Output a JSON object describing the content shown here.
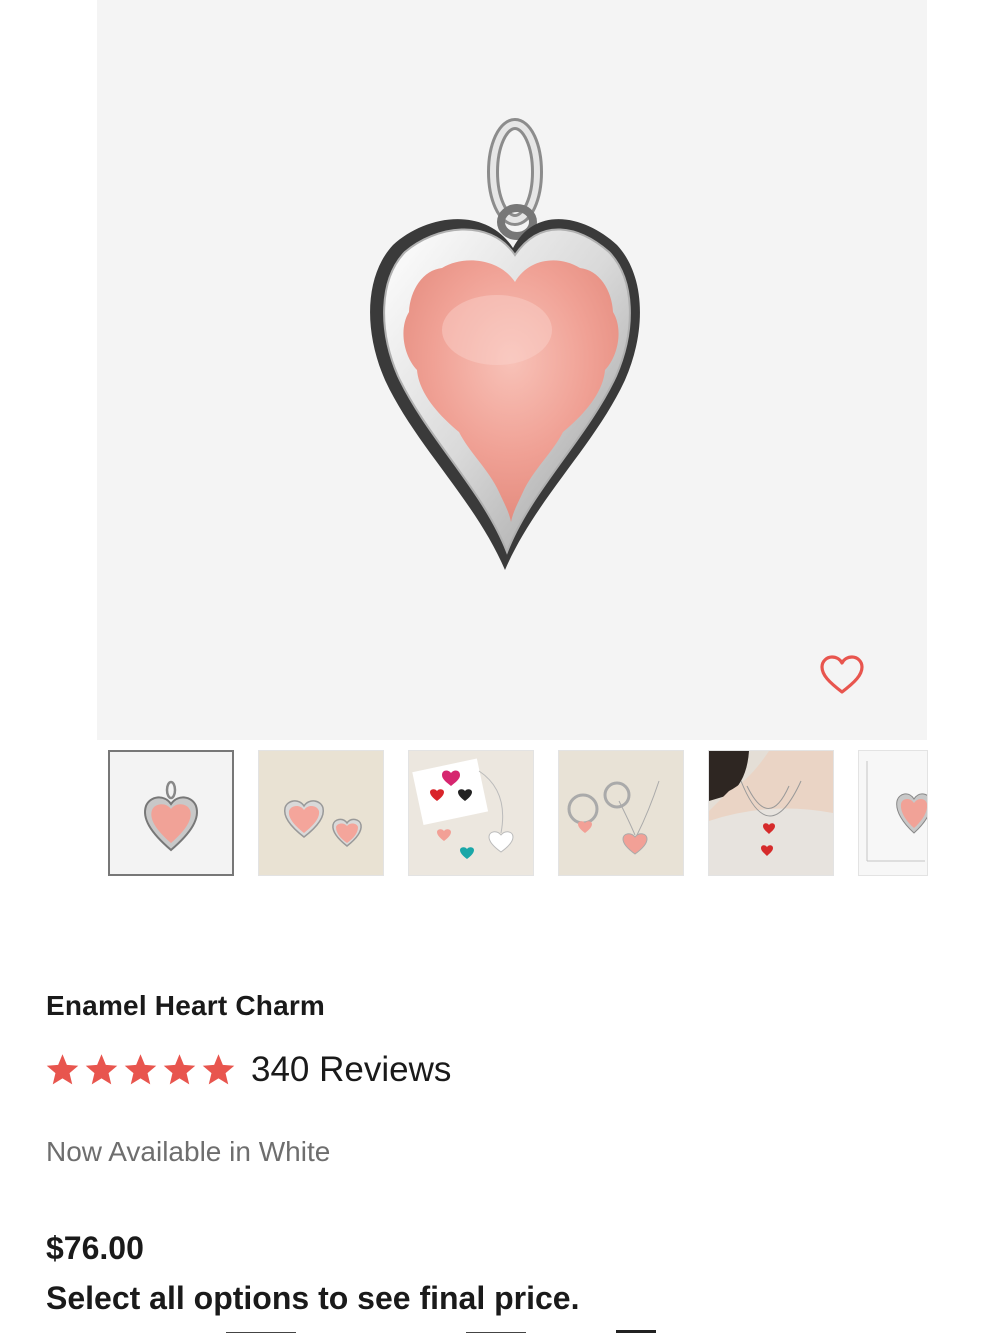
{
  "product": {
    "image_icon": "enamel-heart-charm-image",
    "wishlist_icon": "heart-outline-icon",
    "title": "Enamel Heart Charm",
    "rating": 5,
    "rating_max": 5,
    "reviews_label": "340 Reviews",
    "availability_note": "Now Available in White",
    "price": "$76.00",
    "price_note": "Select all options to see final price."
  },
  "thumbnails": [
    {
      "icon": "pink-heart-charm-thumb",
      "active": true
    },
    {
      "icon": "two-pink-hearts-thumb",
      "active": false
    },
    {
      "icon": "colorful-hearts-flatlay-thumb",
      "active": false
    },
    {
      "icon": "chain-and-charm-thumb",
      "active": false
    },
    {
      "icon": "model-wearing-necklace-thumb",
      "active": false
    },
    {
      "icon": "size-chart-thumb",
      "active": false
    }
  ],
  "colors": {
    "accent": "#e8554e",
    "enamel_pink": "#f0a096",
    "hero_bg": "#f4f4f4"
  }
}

---

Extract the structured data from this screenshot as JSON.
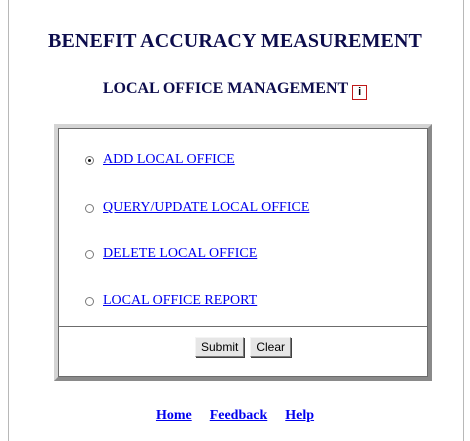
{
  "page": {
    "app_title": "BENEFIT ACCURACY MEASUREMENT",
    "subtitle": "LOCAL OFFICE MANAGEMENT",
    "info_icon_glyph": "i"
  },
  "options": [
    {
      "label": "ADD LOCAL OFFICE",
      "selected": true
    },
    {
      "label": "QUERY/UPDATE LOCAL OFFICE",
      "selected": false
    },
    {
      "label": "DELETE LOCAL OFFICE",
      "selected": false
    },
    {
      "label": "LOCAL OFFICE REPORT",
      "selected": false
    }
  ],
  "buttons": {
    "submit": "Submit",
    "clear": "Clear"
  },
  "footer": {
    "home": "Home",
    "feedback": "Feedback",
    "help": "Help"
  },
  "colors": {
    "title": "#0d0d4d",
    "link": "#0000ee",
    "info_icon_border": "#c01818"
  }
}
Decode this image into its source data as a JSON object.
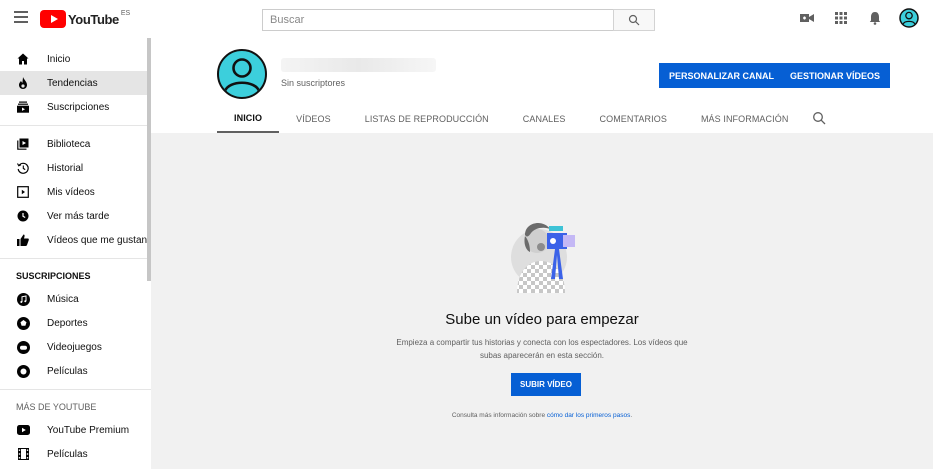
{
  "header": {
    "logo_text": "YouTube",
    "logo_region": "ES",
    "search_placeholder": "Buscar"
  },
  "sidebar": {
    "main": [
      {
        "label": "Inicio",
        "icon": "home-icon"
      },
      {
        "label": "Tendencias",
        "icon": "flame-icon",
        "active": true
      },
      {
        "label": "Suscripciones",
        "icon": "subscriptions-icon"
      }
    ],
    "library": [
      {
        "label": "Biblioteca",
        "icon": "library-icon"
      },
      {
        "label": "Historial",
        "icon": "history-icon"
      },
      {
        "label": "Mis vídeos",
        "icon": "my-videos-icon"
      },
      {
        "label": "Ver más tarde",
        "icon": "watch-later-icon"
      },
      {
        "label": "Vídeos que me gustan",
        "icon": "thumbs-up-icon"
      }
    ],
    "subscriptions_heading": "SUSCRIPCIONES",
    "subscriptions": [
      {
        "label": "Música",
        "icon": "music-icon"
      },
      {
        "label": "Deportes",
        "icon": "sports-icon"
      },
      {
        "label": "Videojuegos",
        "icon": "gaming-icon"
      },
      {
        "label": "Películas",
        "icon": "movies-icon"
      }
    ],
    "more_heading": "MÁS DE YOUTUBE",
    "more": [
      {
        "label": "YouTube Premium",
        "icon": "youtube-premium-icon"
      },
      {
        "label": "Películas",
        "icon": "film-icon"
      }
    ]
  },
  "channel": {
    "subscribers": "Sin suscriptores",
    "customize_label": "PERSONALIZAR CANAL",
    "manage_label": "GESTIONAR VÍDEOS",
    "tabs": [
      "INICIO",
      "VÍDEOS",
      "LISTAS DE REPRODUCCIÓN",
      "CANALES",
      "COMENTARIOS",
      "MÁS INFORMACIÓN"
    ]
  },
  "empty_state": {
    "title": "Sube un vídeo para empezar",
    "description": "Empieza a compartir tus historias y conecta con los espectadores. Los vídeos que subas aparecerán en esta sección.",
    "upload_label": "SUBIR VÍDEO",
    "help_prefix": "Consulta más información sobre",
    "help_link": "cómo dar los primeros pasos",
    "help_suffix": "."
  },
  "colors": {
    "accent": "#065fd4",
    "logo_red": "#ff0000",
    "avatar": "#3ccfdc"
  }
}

Given exercise | Track down every line of the material containing the string "true", and copy it.

Output below |
      "active": true
      "selected": true
        "active": true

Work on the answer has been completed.